* _BRIEF_:
Only the lines from the one containing "Extract all readable text from this page." through the end of the entries should be repeated, exactly as they appear, first and last included.

***

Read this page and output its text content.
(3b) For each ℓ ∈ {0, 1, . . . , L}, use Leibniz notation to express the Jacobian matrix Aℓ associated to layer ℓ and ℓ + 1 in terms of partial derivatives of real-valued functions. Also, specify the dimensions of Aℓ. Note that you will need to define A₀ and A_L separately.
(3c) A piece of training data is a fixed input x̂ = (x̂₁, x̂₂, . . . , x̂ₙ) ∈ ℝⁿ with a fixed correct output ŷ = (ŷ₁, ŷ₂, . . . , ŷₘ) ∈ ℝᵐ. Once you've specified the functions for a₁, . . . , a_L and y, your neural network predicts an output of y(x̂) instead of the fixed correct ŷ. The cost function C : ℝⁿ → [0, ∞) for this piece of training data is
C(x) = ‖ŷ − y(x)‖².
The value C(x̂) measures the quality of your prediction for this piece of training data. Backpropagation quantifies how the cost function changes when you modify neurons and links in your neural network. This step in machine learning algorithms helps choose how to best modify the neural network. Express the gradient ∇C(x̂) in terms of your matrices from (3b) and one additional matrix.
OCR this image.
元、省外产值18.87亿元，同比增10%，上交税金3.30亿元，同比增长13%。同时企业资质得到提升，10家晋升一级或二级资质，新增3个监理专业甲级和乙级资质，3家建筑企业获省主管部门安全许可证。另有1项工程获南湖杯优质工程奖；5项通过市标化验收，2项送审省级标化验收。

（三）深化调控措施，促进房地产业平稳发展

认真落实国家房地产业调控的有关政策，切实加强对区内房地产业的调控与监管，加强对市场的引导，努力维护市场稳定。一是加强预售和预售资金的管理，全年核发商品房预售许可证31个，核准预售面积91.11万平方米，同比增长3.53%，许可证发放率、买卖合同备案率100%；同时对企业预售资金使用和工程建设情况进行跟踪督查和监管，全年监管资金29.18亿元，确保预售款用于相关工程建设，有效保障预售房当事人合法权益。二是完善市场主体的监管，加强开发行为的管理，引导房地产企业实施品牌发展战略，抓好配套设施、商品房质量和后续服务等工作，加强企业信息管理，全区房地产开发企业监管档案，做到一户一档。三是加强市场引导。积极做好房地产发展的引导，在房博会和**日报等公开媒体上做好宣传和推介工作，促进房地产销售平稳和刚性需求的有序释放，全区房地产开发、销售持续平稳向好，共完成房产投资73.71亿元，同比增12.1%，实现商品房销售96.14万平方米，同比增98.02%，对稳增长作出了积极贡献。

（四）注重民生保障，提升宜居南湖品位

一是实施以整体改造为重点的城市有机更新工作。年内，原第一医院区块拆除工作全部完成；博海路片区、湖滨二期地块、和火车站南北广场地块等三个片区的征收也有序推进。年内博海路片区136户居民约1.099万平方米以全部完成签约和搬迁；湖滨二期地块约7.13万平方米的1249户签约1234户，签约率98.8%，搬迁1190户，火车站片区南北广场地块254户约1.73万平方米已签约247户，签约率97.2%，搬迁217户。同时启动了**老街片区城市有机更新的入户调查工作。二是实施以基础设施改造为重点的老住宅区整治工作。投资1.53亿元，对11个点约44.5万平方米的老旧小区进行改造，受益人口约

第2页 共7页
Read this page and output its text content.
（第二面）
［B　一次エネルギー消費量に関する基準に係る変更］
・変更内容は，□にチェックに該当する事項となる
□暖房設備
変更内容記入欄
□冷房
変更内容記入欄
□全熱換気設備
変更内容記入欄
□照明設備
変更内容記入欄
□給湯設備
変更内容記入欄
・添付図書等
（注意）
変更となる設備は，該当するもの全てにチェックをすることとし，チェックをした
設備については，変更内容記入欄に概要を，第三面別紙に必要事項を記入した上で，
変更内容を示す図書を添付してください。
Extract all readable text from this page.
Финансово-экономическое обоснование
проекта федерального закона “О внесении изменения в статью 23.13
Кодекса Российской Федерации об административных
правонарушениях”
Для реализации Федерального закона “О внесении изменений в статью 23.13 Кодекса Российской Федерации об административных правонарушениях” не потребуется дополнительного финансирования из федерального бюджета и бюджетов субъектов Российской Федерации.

***

* _EXERCISE RESULT_:
Extract all readable text from this page.
Финансово-экономическое обоснование
проекта федерального закона “О внесении изменения в статью 23.13
Кодекса Российской Федерации об административных
правонарушениях”
Для реализации Федерального закона “О внесении изменений в статью 23.13 Кодекса Российской Федерации об административных правонарушениях” не потребуется дополнительного финансирования из федерального бюджета и бюджетов субъектов Российской Федерации.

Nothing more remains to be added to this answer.